• AIM OF THE EXERCISE
Select every line below containing the word "number".

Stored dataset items
################

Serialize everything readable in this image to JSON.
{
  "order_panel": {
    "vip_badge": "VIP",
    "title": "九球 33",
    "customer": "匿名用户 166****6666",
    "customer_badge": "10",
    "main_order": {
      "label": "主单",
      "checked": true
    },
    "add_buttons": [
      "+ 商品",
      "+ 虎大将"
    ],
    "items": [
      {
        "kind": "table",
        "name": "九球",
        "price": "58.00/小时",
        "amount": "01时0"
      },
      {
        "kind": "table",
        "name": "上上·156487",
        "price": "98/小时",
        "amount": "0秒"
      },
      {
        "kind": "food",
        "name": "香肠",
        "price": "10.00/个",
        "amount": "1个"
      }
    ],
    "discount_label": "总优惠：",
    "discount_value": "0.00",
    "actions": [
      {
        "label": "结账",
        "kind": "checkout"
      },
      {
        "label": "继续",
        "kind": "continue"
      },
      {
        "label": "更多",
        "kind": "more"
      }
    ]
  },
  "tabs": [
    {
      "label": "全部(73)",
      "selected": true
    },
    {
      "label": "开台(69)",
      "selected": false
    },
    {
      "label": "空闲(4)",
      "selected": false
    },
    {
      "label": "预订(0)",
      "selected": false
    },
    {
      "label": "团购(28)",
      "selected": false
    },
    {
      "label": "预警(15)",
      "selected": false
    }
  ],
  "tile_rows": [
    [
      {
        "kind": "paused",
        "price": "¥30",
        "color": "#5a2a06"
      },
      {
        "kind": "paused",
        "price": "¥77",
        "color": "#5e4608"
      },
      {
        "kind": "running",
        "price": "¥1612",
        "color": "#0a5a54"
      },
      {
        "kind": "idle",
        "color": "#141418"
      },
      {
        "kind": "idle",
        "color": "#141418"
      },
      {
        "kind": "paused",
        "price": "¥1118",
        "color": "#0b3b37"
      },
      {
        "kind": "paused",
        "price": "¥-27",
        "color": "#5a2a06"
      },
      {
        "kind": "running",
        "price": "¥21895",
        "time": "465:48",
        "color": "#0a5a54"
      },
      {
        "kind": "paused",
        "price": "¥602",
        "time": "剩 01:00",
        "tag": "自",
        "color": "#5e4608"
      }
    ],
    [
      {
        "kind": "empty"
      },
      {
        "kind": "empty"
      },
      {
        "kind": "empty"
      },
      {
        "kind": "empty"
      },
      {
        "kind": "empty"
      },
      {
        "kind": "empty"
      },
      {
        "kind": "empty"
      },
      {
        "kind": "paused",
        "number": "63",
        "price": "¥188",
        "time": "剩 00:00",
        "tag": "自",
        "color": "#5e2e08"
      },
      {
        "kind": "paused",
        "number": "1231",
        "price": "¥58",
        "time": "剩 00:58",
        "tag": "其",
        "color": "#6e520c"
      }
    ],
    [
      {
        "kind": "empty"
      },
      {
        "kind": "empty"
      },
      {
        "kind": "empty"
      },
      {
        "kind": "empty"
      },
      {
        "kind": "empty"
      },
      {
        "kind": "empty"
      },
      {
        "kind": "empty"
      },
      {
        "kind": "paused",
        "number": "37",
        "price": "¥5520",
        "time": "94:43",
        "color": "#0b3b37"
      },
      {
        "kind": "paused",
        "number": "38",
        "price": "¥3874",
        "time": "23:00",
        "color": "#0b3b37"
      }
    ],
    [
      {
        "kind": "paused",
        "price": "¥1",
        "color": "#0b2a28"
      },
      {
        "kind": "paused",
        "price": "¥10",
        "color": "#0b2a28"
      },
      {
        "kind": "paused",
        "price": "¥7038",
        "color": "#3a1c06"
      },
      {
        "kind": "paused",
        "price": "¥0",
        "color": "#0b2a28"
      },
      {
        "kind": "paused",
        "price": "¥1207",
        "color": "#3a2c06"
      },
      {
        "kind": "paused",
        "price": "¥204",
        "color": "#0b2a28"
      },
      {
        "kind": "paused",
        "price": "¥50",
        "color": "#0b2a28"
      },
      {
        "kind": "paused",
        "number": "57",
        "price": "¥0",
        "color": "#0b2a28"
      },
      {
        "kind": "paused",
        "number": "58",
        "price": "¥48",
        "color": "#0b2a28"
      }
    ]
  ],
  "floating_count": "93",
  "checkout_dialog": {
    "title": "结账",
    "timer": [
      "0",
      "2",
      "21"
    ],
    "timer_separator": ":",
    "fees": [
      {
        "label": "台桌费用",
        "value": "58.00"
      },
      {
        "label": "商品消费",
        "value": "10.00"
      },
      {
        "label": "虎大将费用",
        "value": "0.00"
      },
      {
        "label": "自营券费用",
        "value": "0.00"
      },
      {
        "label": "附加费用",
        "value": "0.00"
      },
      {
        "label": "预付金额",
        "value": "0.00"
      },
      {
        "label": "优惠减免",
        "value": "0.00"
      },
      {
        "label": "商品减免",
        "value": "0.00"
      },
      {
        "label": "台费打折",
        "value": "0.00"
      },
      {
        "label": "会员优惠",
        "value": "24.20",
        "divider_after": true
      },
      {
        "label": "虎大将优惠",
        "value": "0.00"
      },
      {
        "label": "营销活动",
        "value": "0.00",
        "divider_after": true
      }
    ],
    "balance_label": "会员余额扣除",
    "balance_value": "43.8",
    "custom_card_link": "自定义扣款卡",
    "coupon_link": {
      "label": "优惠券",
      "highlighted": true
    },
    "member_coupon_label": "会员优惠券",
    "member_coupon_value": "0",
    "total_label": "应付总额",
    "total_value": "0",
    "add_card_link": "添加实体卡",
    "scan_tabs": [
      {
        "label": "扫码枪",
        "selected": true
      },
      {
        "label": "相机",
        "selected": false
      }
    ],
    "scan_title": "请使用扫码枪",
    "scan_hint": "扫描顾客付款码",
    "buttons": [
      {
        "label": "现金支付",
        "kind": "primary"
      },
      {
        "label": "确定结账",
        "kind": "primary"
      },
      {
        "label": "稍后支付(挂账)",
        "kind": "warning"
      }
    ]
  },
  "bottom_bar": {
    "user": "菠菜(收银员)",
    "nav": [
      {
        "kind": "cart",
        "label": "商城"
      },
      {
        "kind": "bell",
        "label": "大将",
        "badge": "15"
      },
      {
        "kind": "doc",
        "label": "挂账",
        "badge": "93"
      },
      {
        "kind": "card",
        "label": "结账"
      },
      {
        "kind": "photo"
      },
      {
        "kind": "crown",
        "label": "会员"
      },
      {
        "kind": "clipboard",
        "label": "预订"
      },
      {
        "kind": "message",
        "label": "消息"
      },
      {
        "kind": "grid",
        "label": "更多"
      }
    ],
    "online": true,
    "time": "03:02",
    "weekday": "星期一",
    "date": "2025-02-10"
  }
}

################

• TASK RESULT
        "number": "63",
        "number": "1231",
        "number": "37",
        "number": "38",
        "number": "57",
        "number": "58",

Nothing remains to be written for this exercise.